*What the task asks*: Copy the entries below exactly. Images do not belong in the copy.

** Start **

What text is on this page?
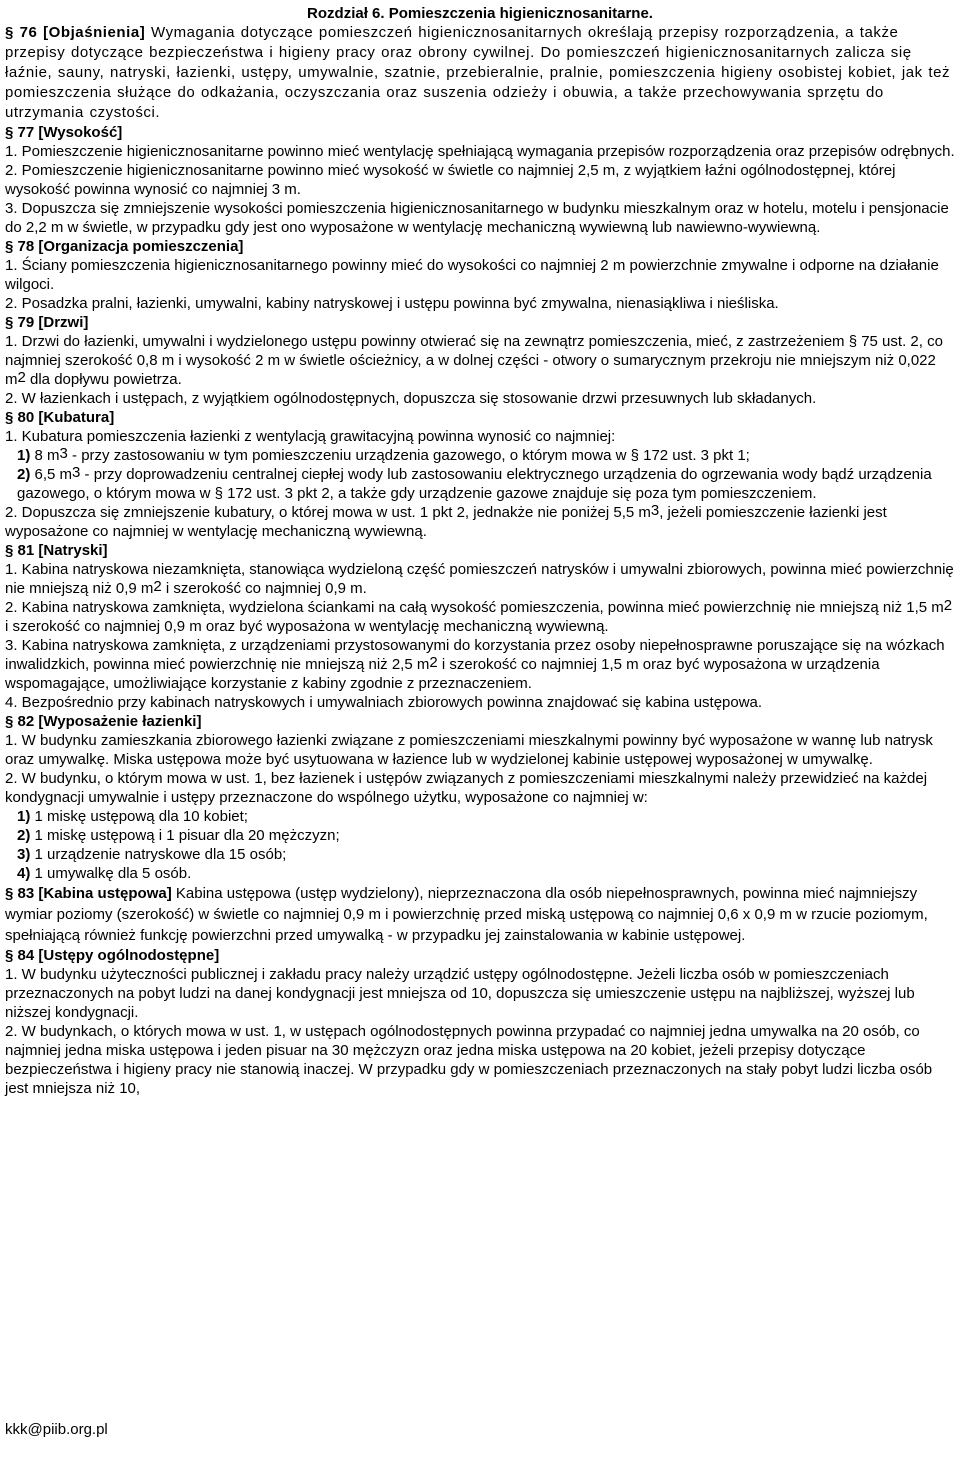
Rozdział 6. Pomieszczenia higienicznosanitarne.

§ 76 [Objaśnienia] Wymagania dotyczące pomieszczeń higienicznosanitarnych określają przepisy rozporządzenia, a także przepisy dotyczące bezpieczeństwa i higieny pracy oraz obrony cywilnej. Do pomieszczeń higienicznosanitarnych zalicza się łaźnie, sauny, natryski, łazienki, ustępy, umywalnie, szatnie, przebieralnie, pralnie, pomieszczenia higieny osobistej kobiet, jak też pomieszczenia służące do odkażania, oczyszczania oraz suszenia odzieży i obuwia, a także przechowywania sprzętu do utrzymania czystości.

§ 77 [Wysokość]

1. Pomieszczenie higienicznosanitarne powinno mieć wentylację spełniającą wymagania przepisów rozporządzenia oraz przepisów odrębnych.

2. Pomieszczenie higienicznosanitarne powinno mieć wysokość w świetle co najmniej 2,5 m, z wyjątkiem łaźni ogólnodostępnej, której wysokość powinna wynosić co najmniej 3 m.

3. Dopuszcza się zmniejszenie wysokości pomieszczenia higienicznosanitarnego w budynku mieszkalnym oraz w hotelu, motelu i pensjonacie do 2,2 m w świetle, w przypadku gdy jest ono wyposażone w wentylację mechaniczną wywiewną lub nawiewno-wywiewną.

§ 78 [Organizacja pomieszczenia]

1. Ściany pomieszczenia higienicznosanitarnego powinny mieć do wysokości co najmniej 2 m powierzchnie zmywalne i odporne na działanie wilgoci.

2. Posadzka pralni, łazienki, umywalni, kabiny natryskowej i ustępu powinna być zmywalna, nienasiąkliwa i nieśliska.

§ 79 [Drzwi]

1. Drzwi do łazienki, umywalni i wydzielonego ustępu powinny otwierać się na zewnątrz pomieszczenia, mieć, z zastrzeżeniem § 75 ust. 2, co najmniej szerokość 0,8 m i wysokość 2 m w świetle ościeżnicy, a w dolnej części - otwory o sumarycznym przekroju nie mniejszym niż 0,022 $m^2$ dla dopływu powietrza.

2. W łazienkach i ustępach, z wyjątkiem ogólnodostępnych, dopuszcza się stosowanie drzwi przesuwnych lub składanych.

§ 80 [Kubatura]

1. Kubatura pomieszczenia łazienki z wentylacją grawitacyjną powinna wynosić co najmniej:

1) 8 $m^3$ - przy zastosowaniu w tym pomieszczeniu urządzenia gazowego, o którym mowa w § 172 ust. 3 pkt 1;

2) 6,5 $m^3$ - przy doprowadzeniu centralnej ciepłej wody lub zastosowaniu elektrycznego urządzenia do ogrzewania wody bądź urządzenia gazowego, o którym mowa w § 172 ust. 3 pkt 2, a także gdy urządzenie gazowe znajduje się poza tym pomieszczeniem.

2. Dopuszcza się zmniejszenie kubatury, o której mowa w ust. 1 pkt 2, jednakże nie poniżej 5,5 $m^3$, jeżeli pomieszczenie łazienki jest wyposażone co najmniej w wentylację mechaniczną wywiewną.

§ 81 [Natryski]

1. Kabina natryskowa niezamknięta, stanowiąca wydzieloną część pomieszczeń natrysków i umywalni zbiorowych, powinna mieć powierzchnię nie mniejszą niż 0,9 $m^2$ i szerokość co najmniej 0,9 m.

2. Kabina natryskowa zamknięta, wydzielona ściankami na całą wysokość pomieszczenia, powinna mieć powierzchnię nie mniejszą niż 1,5 $m^2$ i szerokość co najmniej 0,9 m oraz być wyposażona w wentylację mechaniczną wywiewną.

3. Kabina natryskowa zamknięta, z urządzeniami przystosowanymi do korzystania przez osoby niepełnosprawne poruszające się na wózkach inwalidzkich, powinna mieć powierzchnię nie mniejszą niż 2,5 $m^2$ i szerokość co najmniej 1,5 m oraz być wyposażona w urządzenia wspomagające, umożliwiające korzystanie z kabiny zgodnie z przeznaczeniem.

4. Bezpośrednio przy kabinach natryskowych i umywalniach zbiorowych powinna znajdować się kabina ustępowa.

§ 82 [Wyposażenie łazienki]

1. W budynku zamieszkania zbiorowego łazienki związane z pomieszczeniami mieszkalnymi powinny być wyposażone w wannę lub natrysk oraz umywalkę. Miska ustępowa może być usytuowana w łazience lub w wydzielonej kabinie ustępowej wyposażonej w umywalkę.

2. W budynku, o którym mowa w ust. 1, bez łazienek i ustępów związanych z pomieszczeniami mieszkalnymi należy przewidzieć na każdej kondygnacji umywalnie i ustępy przeznaczone do wspólnego użytku, wyposażone co najmniej w:

1) 1 miskę ustępową dla 10 kobiet;

2) 1 miskę ustępową i 1 pisuar dla 20 mężczyzn;

3) 1 urządzenie natryskowe dla 15 osób;

4) 1 umywalkę dla 5 osób.

§ 83 [Kabina ustępowa] Kabina ustępowa (ustęp wydzielony), nieprzeznaczona dla osób niepełnosprawnych, powinna mieć najmniejszy wymiar poziomy (szerokość) w świetle co najmniej 0,9 m i powierzchnię przed miską ustępową co najmniej 0,6 x 0,9 m w rzucie poziomym, spełniającą również funkcję powierzchni przed umywalką - w przypadku jej zainstalowania w kabinie ustępowej.

§ 84 [Ustępy ogólnodostępne]

1. W budynku użyteczności publicznej i zakładu pracy należy urządzić ustępy ogólnodostępne. Jeżeli liczba osób w pomieszczeniach przeznaczonych na pobyt ludzi na danej kondygnacji jest mniejsza od 10, dopuszcza się umieszczenie ustępu na najbliższej, wyższej lub niższej kondygnacji.

2. W budynkach, o których mowa w ust. 1, w ustępach ogólnodostępnych powinna przypadać co najmniej jedna umywalka na 20 osób, co najmniej jedna miska ustępowa i jeden pisuar na 30 mężczyzn oraz jedna miska ustępowa na 20 kobiet, jeżeli przepisy dotyczące bezpieczeństwa i higieny pracy nie stanowią inaczej. W przypadku gdy w pomieszczeniach przeznaczonych na stały pobyt ludzi liczba osób jest mniejsza niż 10,

kkk@piib.org.pl
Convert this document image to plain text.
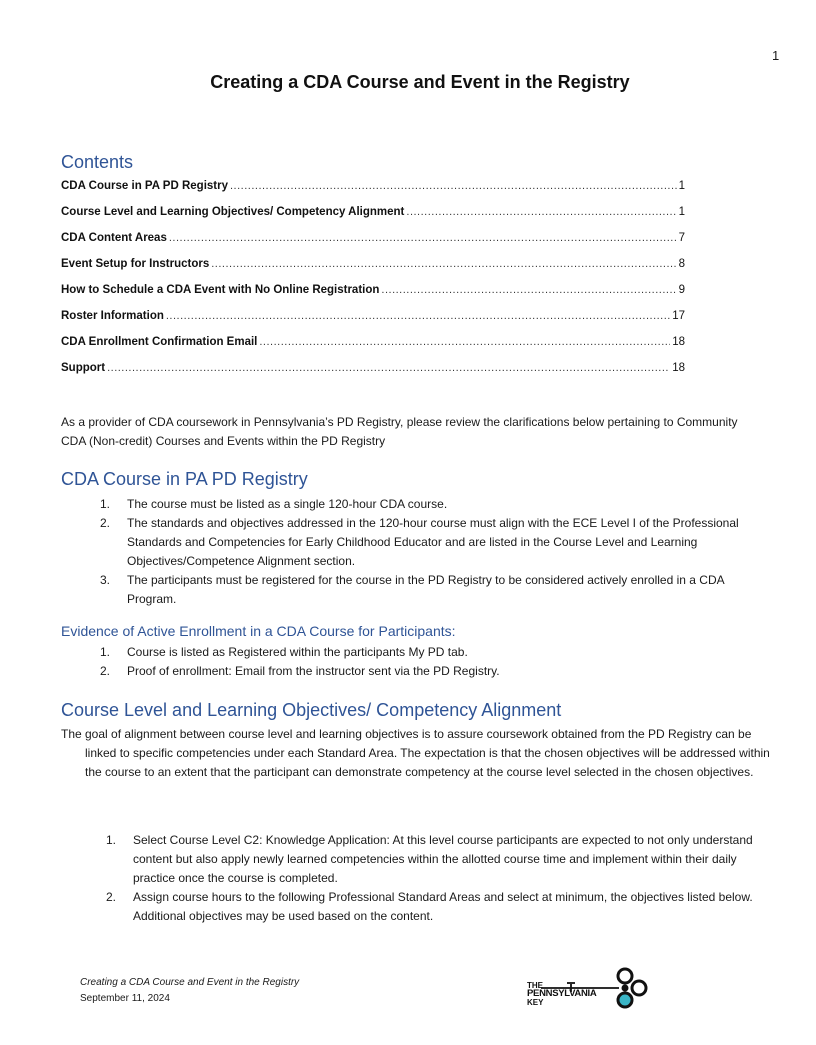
1
Creating a CDA Course and Event in the Registry
Contents
CDA Course in PA PD Registry .....	1
Course Level and Learning Objectives/ Competency Alignment .....	1
CDA Content Areas .....	7
Event Setup for Instructors .....	8
How to Schedule a CDA Event with No Online Registration .....	9
Roster Information .....	17
CDA Enrollment Confirmation Email .....	18
Support .....	18

As a provider of CDA coursework in Pennsylvania’s PD Registry, please review the clarifications below pertaining to Community CDA (Non-credit) Courses and Events within the PD Registry

CDA Course in PA PD Registry
1. The course must be listed as a single 120-hour CDA course.
2. The standards and objectives addressed in the 120-hour course must align with the ECE Level I of the Professional Standards and Competencies for Early Childhood Educator and are listed in the Course Level and Learning Objectives/Competence Alignment section.
3. The participants must be registered for the course in the PD Registry to be considered actively enrolled in a CDA Program.
Evidence of Active Enrollment in a CDA Course for Participants:
1. Course is listed as Registered within the participants My PD tab.
2. Proof of enrollment: Email from the instructor sent via the PD Registry.
Course Level and Learning Objectives/ Competency Alignment

The goal of alignment between course level and learning objectives is to assure coursework obtained from the PD Registry can be linked to specific competencies under each Standard Area. The expectation is that the chosen objectives will be addressed within the course to an extent that the participant can demonstrate competency at the course level selected in the chosen objectives.

1. Select Course Level C2: Knowledge Application: At this level course participants are expected to not only understand content but also apply newly learned competencies within the allotted course time and implement within their daily practice once the course is completed.
2. Assign course hours to the following Professional Standard Areas and select at minimum, the objectives listed below. Additional objectives may be used based on the content.
Creating a CDA Course and Event in the Registry
September 11, 2024
THE
PENNSYLVANIA
KEY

** End **

*Result*:
What text is on this page?
Rozdział 6. Pomieszczenia higienicznosanitarne.

§ 76 [Objaśnienia] Wymagania dotyczące pomieszczeń higienicznosanitarnych określają przepisy rozporządzenia, a także przepisy dotyczące bezpieczeństwa i higieny pracy oraz obrony cywilnej. Do pomieszczeń higienicznosanitarnych zalicza się łaźnie, sauny, natryski, łazienki, ustępy, umywalnie, szatnie, przebieralnie, pralnie, pomieszczenia higieny osobistej kobiet, jak też pomieszczenia służące do odkażania, oczyszczania oraz suszenia odzieży i obuwia, a także przechowywania sprzętu do utrzymania czystości.

§ 77 [Wysokość]

1. Pomieszczenie higienicznosanitarne powinno mieć wentylację spełniającą wymagania przepisów rozporządzenia oraz przepisów odrębnych.

2. Pomieszczenie higienicznosanitarne powinno mieć wysokość w świetle co najmniej 2,5 m, z wyjątkiem łaźni ogólnodostępnej, której wysokość powinna wynosić co najmniej 3 m.

3. Dopuszcza się zmniejszenie wysokości pomieszczenia higienicznosanitarnego w budynku mieszkalnym oraz w hotelu, motelu i pensjonacie do 2,2 m w świetle, w przypadku gdy jest ono wyposażone w wentylację mechaniczną wywiewną lub nawiewno-wywiewną.

§ 78 [Organizacja pomieszczenia]

1. Ściany pomieszczenia higienicznosanitarnego powinny mieć do wysokości co najmniej 2 m powierzchnie zmywalne i odporne na działanie wilgoci.

2. Posadzka pralni, łazienki, umywalni, kabiny natryskowej i ustępu powinna być zmywalna, nienasiąkliwa i nieśliska.

§ 79 [Drzwi]

1. Drzwi do łazienki, umywalni i wydzielonego ustępu powinny otwierać się na zewnątrz pomieszczenia, mieć, z zastrzeżeniem § 75 ust. 2, co najmniej szerokość 0,8 m i wysokość 2 m w świetle ościeżnicy, a w dolnej części - otwory o sumarycznym przekroju nie mniejszym niż 0,022 $m^2$ dla dopływu powietrza.

2. W łazienkach i ustępach, z wyjątkiem ogólnodostępnych, dopuszcza się stosowanie drzwi przesuwnych lub składanych.

§ 80 [Kubatura]

1. Kubatura pomieszczenia łazienki z wentylacją grawitacyjną powinna wynosić co najmniej:

1) 8 $m^3$ - przy zastosowaniu w tym pomieszczeniu urządzenia gazowego, o którym mowa w § 172 ust. 3 pkt 1;

2) 6,5 $m^3$ - przy doprowadzeniu centralnej ciepłej wody lub zastosowaniu elektrycznego urządzenia do ogrzewania wody bądź urządzenia gazowego, o którym mowa w § 172 ust. 3 pkt 2, a także gdy urządzenie gazowe znajduje się poza tym pomieszczeniem.

2. Dopuszcza się zmniejszenie kubatury, o której mowa w ust. 1 pkt 2, jednakże nie poniżej 5,5 $m^3$, jeżeli pomieszczenie łazienki jest wyposażone co najmniej w wentylację mechaniczną wywiewną.

§ 81 [Natryski]

1. Kabina natryskowa niezamknięta, stanowiąca wydzieloną część pomieszczeń natrysków i umywalni zbiorowych, powinna mieć powierzchnię nie mniejszą niż 0,9 $m^2$ i szerokość co najmniej 0,9 m.

2. Kabina natryskowa zamknięta, wydzielona ściankami na całą wysokość pomieszczenia, powinna mieć powierzchnię nie mniejszą niż 1,5 $m^2$ i szerokość co najmniej 0,9 m oraz być wyposażona w wentylację mechaniczną wywiewną.

3. Kabina natryskowa zamknięta, z urządzeniami przystosowanymi do korzystania przez osoby niepełnosprawne poruszające się na wózkach inwalidzkich, powinna mieć powierzchnię nie mniejszą niż 2,5 $m^2$ i szerokość co najmniej 1,5 m oraz być wyposażona w urządzenia wspomagające, umożliwiające korzystanie z kabiny zgodnie z przeznaczeniem.

4. Bezpośrednio przy kabinach natryskowych i umywalniach zbiorowych powinna znajdować się kabina ustępowa.

§ 82 [Wyposażenie łazienki]

1. W budynku zamieszkania zbiorowego łazienki związane z pomieszczeniami mieszkalnymi powinny być wyposażone w wannę lub natrysk oraz umywalkę. Miska ustępowa może być usytuowana w łazience lub w wydzielonej kabinie ustępowej wyposażonej w umywalkę.

2. W budynku, o którym mowa w ust. 1, bez łazienek i ustępów związanych z pomieszczeniami mieszkalnymi należy przewidzieć na każdej kondygnacji umywalnie i ustępy przeznaczone do wspólnego użytku, wyposażone co najmniej w:

1) 1 miskę ustępową dla 10 kobiet;

2) 1 miskę ustępową i 1 pisuar dla 20 mężczyzn;

3) 1 urządzenie natryskowe dla 15 osób;

4) 1 umywalkę dla 5 osób.

§ 83 [Kabina ustępowa] Kabina ustępowa (ustęp wydzielony), nieprzeznaczona dla osób niepełnosprawnych, powinna mieć najmniejszy wymiar poziomy (szerokość) w świetle co najmniej 0,9 m i powierzchnię przed miską ustępową co najmniej 0,6 x 0,9 m w rzucie poziomym, spełniającą również funkcję powierzchni przed umywalką - w przypadku jej zainstalowania w kabinie ustępowej.

§ 84 [Ustępy ogólnodostępne]

1. W budynku użyteczności publicznej i zakładu pracy należy urządzić ustępy ogólnodostępne. Jeżeli liczba osób w pomieszczeniach przeznaczonych na pobyt ludzi na danej kondygnacji jest mniejsza od 10, dopuszcza się umieszczenie ustępu na najbliższej, wyższej lub niższej kondygnacji.

2. W budynkach, o których mowa w ust. 1, w ustępach ogólnodostępnych powinna przypadać co najmniej jedna umywalka na 20 osób, co najmniej jedna miska ustępowa i jeden pisuar na 30 mężczyzn oraz jedna miska ustępowa na 20 kobiet, jeżeli przepisy dotyczące bezpieczeństwa i higieny pracy nie stanowią inaczej. W przypadku gdy w pomieszczeniach przeznaczonych na stały pobyt ludzi liczba osób jest mniejsza niż 10,

kkk@piib.org.pl
Convert this document image to plain text.
1
Creating a CDA Course and Event in the Registry
Contents
CDA Course in PA PD Registry .....	1
Course Level and Learning Objectives/ Competency Alignment .....	1
CDA Content Areas .....	7
Event Setup for Instructors .....	8
How to Schedule a CDA Event with No Online Registration .....	9
Roster Information .....	17
CDA Enrollment Confirmation Email .....	18
Support .....	18

As a provider of CDA coursework in Pennsylvania’s PD Registry, please review the clarifications below pertaining to Community CDA (Non-credit) Courses and Events within the PD Registry

CDA Course in PA PD Registry
1. The course must be listed as a single 120-hour CDA course.
2. The standards and objectives addressed in the 120-hour course must align with the ECE Level I of the Professional Standards and Competencies for Early Childhood Educator and are listed in the Course Level and Learning Objectives/Competence Alignment section.
3. The participants must be registered for the course in the PD Registry to be considered actively enrolled in a CDA Program.
Evidence of Active Enrollment in a CDA Course for Participants:
1. Course is listed as Registered within the participants My PD tab.
2. Proof of enrollment: Email from the instructor sent via the PD Registry.
Course Level and Learning Objectives/ Competency Alignment

The goal of alignment between course level and learning objectives is to assure coursework obtained from the PD Registry can be linked to specific competencies under each Standard Area. The expectation is that the chosen objectives will be addressed within the course to an extent that the participant can demonstrate competency at the course level selected in the chosen objectives.

1. Select Course Level C2: Knowledge Application: At this level course participants are expected to not only understand content but also apply newly learned competencies within the allotted course time and implement within their daily practice once the course is completed.
2. Assign course hours to the following Professional Standard Areas and select at minimum, the objectives listed below. Additional objectives may be used based on the content.
Creating a CDA Course and Event in the Registry
September 11, 2024
THE
PENNSYLVANIA
KEY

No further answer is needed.